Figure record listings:
----------------------------------------
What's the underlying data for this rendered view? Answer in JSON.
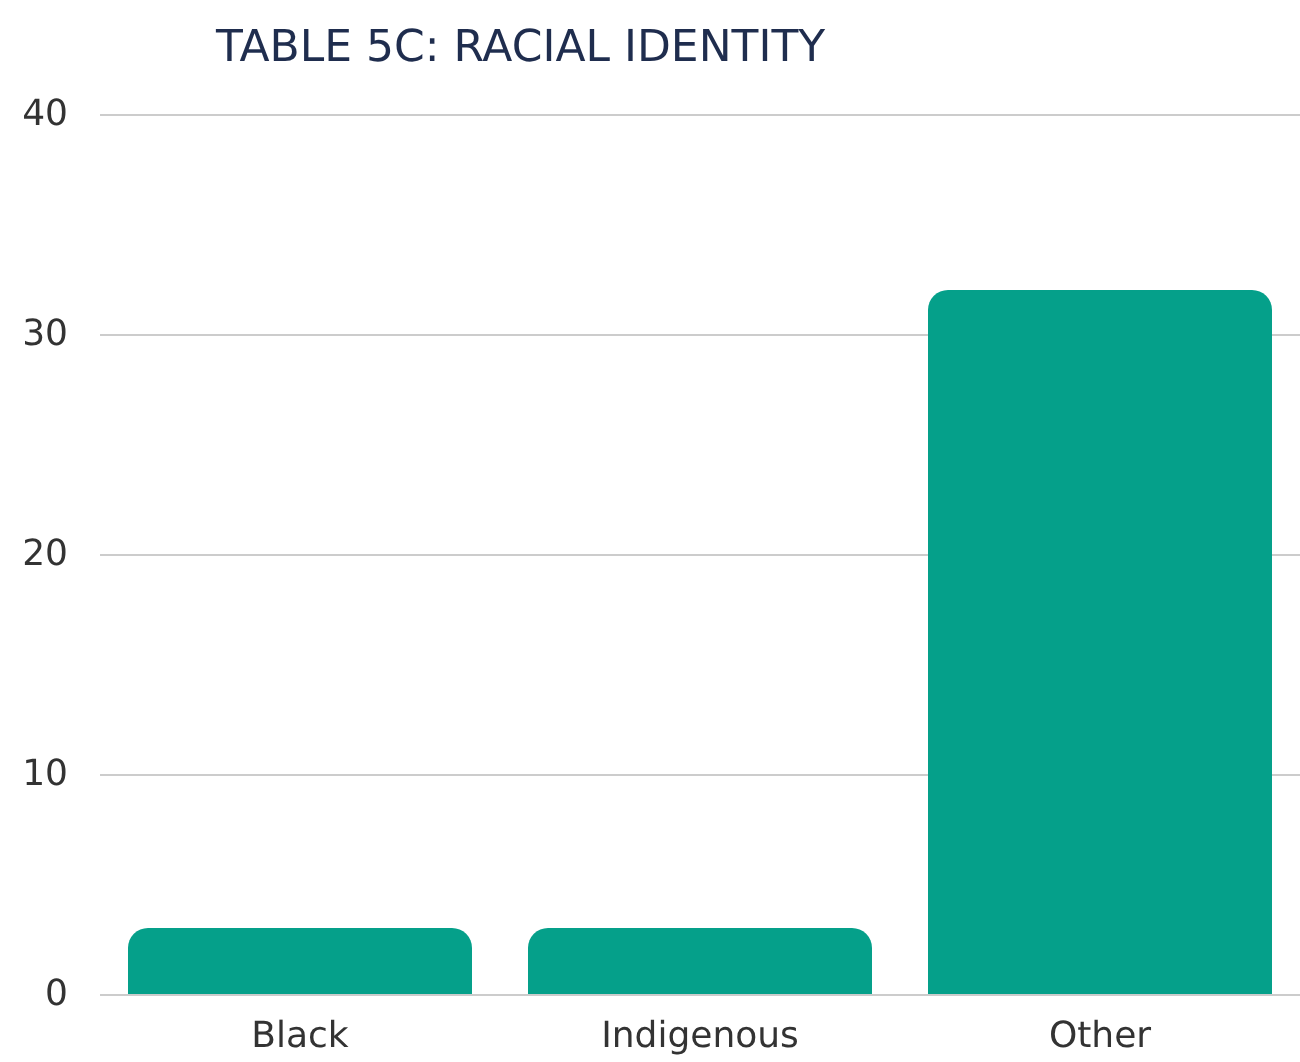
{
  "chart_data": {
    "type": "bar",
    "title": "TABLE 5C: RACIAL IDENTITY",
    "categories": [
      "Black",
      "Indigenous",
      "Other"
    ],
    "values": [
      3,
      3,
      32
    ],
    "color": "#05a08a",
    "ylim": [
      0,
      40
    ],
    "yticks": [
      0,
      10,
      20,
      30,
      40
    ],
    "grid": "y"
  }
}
----------------------------------------
Copy the whole of the material above exactly, but not its images.

### SOLUTION TO THIS TASK
What's the underlying data for this rendered view? Answer in JSON.
{
  "chart_data": {
    "type": "bar",
    "title": "TABLE 5C: RACIAL IDENTITY",
    "categories": [
      "Black",
      "Indigenous",
      "Other"
    ],
    "values": [
      3,
      3,
      32
    ],
    "color": "#05a08a",
    "ylim": [
      0,
      40
    ],
    "yticks": [
      0,
      10,
      20,
      30,
      40
    ],
    "grid": "y"
  }
}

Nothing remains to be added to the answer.